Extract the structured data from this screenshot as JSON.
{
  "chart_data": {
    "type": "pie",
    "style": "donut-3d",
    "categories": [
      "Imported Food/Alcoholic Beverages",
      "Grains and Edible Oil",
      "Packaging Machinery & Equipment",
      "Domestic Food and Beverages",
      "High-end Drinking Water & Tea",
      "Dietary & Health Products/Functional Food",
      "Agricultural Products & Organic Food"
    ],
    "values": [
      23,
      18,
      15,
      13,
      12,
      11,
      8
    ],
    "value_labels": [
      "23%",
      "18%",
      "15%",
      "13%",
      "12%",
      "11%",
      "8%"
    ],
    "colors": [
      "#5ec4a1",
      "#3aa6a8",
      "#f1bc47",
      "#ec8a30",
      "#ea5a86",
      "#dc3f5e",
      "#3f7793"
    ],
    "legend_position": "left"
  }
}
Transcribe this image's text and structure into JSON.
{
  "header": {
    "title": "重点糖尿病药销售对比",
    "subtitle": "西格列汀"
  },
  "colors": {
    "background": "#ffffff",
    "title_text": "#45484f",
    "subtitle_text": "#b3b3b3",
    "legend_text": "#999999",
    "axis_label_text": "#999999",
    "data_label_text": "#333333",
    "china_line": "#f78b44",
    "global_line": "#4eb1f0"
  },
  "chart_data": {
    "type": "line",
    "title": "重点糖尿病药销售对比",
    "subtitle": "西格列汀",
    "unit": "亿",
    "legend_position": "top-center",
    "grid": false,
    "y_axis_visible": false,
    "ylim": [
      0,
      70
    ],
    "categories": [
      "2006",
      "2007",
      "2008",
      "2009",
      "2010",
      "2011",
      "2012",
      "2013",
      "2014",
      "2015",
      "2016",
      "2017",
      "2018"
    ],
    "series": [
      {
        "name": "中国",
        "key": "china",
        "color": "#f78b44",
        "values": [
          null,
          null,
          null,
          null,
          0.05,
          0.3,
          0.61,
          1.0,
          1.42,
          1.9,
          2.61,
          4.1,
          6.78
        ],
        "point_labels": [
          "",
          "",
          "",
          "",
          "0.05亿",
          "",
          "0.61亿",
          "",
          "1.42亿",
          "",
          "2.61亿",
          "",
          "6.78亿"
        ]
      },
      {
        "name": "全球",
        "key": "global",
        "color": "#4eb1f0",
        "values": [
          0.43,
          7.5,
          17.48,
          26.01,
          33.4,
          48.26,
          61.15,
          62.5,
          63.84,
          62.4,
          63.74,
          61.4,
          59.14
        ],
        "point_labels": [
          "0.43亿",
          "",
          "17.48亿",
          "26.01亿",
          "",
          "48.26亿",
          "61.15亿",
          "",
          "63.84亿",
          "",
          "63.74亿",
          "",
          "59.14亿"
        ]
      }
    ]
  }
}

********

Exercise brief
Copy out each line exactly as written.

The result
Extract the structured data from this screenshot as JSON.
{
  "chart_data": {
    "type": "pie",
    "style": "donut-3d",
    "categories": [
      "Imported Food/Alcoholic Beverages",
      "Grains and Edible Oil",
      "Packaging Machinery & Equipment",
      "Domestic Food and Beverages",
      "High-end Drinking Water & Tea",
      "Dietary & Health Products/Functional Food",
      "Agricultural Products & Organic Food"
    ],
    "values": [
      23,
      18,
      15,
      13,
      12,
      11,
      8
    ],
    "value_labels": [
      "23%",
      "18%",
      "15%",
      "13%",
      "12%",
      "11%",
      "8%"
    ],
    "colors": [
      "#5ec4a1",
      "#3aa6a8",
      "#f1bc47",
      "#ec8a30",
      "#ea5a86",
      "#dc3f5e",
      "#3f7793"
    ],
    "legend_position": "left"
  }
}
Transcribe this image's text and structure into JSON.
{
  "header": {
    "title": "重点糖尿病药销售对比",
    "subtitle": "西格列汀"
  },
  "colors": {
    "background": "#ffffff",
    "title_text": "#45484f",
    "subtitle_text": "#b3b3b3",
    "legend_text": "#999999",
    "axis_label_text": "#999999",
    "data_label_text": "#333333",
    "china_line": "#f78b44",
    "global_line": "#4eb1f0"
  },
  "chart_data": {
    "type": "line",
    "title": "重点糖尿病药销售对比",
    "subtitle": "西格列汀",
    "unit": "亿",
    "legend_position": "top-center",
    "grid": false,
    "y_axis_visible": false,
    "ylim": [
      0,
      70
    ],
    "categories": [
      "2006",
      "2007",
      "2008",
      "2009",
      "2010",
      "2011",
      "2012",
      "2013",
      "2014",
      "2015",
      "2016",
      "2017",
      "2018"
    ],
    "series": [
      {
        "name": "中国",
        "key": "china",
        "color": "#f78b44",
        "values": [
          null,
          null,
          null,
          null,
          0.05,
          0.3,
          0.61,
          1.0,
          1.42,
          1.9,
          2.61,
          4.1,
          6.78
        ],
        "point_labels": [
          "",
          "",
          "",
          "",
          "0.05亿",
          "",
          "0.61亿",
          "",
          "1.42亿",
          "",
          "2.61亿",
          "",
          "6.78亿"
        ]
      },
      {
        "name": "全球",
        "key": "global",
        "color": "#4eb1f0",
        "values": [
          0.43,
          7.5,
          17.48,
          26.01,
          33.4,
          48.26,
          61.15,
          62.5,
          63.84,
          62.4,
          63.74,
          61.4,
          59.14
        ],
        "point_labels": [
          "0.43亿",
          "",
          "17.48亿",
          "26.01亿",
          "",
          "48.26亿",
          "61.15亿",
          "",
          "63.84亿",
          "",
          "63.74亿",
          "",
          "59.14亿"
        ]
      }
    ]
  }
}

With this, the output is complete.